→ Task objective: Select each line where the word "selection" appears.

→ Material shown:
○ ○ ○ ○ ○ ○ ○
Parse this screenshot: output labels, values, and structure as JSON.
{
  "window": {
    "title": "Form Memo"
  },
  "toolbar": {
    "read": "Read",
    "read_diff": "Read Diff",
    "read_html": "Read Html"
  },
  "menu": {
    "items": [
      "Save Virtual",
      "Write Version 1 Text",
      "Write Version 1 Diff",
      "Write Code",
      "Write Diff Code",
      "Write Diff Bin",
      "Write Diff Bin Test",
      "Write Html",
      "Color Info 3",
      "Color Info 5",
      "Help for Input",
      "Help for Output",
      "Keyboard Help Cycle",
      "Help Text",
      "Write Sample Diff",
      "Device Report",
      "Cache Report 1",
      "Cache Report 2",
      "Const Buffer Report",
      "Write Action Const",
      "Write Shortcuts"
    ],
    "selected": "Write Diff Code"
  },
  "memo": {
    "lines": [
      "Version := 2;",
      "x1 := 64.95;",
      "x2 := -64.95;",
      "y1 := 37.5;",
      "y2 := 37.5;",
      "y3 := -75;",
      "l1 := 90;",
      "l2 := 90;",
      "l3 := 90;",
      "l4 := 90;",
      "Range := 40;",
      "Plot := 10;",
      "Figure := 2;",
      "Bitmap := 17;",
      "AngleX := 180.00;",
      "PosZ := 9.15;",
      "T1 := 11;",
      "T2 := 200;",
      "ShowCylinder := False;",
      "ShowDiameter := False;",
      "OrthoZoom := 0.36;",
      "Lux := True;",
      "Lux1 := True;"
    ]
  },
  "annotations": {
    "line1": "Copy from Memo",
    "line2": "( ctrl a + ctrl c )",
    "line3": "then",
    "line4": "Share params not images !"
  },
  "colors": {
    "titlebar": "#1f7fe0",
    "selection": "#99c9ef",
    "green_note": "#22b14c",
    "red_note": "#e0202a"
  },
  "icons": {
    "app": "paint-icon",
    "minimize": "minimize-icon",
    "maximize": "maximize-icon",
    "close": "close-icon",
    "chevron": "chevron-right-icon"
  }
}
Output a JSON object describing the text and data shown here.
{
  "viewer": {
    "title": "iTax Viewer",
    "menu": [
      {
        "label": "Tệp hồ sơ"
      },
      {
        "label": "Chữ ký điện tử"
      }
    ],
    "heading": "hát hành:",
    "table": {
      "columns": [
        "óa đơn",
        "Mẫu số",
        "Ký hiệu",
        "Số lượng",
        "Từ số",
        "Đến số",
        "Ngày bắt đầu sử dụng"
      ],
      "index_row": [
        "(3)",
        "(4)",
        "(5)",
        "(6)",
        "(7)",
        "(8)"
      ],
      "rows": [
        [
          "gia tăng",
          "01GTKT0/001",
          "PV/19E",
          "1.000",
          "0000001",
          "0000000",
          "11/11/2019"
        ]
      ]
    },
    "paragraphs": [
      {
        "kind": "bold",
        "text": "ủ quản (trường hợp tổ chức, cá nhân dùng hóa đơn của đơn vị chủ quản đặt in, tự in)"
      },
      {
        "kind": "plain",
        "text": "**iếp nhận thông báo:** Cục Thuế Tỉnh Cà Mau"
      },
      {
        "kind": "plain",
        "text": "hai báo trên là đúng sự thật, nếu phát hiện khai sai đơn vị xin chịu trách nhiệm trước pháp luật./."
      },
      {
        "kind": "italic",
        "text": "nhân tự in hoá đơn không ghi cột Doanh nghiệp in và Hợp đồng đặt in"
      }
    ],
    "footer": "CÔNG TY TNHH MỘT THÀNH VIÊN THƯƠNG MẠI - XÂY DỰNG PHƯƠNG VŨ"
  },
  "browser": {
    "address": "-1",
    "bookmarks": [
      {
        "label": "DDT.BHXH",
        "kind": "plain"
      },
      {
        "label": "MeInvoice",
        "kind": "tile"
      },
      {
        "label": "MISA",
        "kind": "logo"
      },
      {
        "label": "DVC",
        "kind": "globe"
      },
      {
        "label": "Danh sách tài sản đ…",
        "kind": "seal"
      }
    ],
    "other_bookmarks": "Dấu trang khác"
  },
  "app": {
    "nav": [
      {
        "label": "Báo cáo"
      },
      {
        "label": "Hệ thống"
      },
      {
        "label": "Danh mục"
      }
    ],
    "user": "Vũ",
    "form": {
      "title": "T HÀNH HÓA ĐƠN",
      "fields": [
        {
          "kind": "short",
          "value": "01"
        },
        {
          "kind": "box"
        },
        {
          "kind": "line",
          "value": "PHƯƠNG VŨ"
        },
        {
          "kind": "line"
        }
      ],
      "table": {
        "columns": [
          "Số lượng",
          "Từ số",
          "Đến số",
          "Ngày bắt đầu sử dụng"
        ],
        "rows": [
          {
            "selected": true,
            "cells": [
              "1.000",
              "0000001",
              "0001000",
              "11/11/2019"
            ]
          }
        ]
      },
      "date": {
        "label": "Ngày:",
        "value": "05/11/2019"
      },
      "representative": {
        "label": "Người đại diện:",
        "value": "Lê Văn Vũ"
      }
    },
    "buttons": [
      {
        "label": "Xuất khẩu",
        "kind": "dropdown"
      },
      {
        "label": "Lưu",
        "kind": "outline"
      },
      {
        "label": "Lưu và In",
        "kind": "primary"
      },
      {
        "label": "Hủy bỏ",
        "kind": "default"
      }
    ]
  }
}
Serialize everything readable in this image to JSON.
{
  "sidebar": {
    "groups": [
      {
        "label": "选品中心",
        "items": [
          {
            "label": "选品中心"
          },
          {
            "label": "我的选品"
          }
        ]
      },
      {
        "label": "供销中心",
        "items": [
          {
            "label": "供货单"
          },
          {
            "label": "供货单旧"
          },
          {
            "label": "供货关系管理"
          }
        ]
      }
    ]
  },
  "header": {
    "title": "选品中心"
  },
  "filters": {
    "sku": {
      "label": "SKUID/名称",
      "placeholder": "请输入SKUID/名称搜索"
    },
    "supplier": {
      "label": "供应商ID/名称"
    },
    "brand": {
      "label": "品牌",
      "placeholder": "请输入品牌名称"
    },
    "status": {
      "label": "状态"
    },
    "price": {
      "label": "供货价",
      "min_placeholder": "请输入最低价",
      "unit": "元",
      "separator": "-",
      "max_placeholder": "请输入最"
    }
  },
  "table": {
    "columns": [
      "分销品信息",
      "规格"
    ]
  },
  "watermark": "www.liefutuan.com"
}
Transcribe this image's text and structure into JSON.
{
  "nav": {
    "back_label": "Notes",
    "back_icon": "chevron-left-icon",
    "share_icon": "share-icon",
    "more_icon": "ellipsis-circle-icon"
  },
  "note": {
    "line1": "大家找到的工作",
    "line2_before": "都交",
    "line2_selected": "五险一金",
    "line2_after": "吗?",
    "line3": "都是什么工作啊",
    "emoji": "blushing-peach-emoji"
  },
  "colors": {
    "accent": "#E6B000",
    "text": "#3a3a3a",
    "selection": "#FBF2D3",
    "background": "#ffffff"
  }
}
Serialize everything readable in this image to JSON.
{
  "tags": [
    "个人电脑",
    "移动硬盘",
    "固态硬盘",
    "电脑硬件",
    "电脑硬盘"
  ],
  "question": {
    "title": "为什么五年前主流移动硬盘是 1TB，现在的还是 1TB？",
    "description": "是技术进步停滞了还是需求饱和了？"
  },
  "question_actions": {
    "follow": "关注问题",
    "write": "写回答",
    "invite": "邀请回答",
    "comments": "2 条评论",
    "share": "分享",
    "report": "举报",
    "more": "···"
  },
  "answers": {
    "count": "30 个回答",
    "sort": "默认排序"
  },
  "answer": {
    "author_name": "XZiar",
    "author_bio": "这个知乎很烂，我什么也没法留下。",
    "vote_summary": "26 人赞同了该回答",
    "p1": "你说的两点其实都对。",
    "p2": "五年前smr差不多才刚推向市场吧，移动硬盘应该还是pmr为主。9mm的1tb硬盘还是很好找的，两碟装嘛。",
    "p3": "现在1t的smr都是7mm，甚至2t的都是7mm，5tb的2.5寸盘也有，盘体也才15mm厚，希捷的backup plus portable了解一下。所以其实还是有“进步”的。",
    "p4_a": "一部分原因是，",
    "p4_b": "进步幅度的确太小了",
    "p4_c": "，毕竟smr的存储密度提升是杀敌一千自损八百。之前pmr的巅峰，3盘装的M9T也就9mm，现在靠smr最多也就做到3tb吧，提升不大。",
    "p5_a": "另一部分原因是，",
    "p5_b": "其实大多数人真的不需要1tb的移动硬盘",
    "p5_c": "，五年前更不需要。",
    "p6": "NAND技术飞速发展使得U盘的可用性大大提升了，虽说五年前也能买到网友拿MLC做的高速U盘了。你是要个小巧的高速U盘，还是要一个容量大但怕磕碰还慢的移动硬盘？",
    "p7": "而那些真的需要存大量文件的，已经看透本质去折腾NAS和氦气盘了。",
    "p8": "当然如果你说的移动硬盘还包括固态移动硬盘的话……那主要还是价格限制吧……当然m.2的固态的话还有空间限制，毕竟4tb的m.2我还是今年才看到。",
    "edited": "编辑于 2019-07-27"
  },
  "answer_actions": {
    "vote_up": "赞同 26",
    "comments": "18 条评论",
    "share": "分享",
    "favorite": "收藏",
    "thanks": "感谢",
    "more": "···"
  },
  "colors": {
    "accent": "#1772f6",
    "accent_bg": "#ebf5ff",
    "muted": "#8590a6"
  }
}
○ ○ ○ ○ ○ ○ ○
→ Solution to this task:
    "selection": "#99c9ef",
    "selection": "#FBF2D3",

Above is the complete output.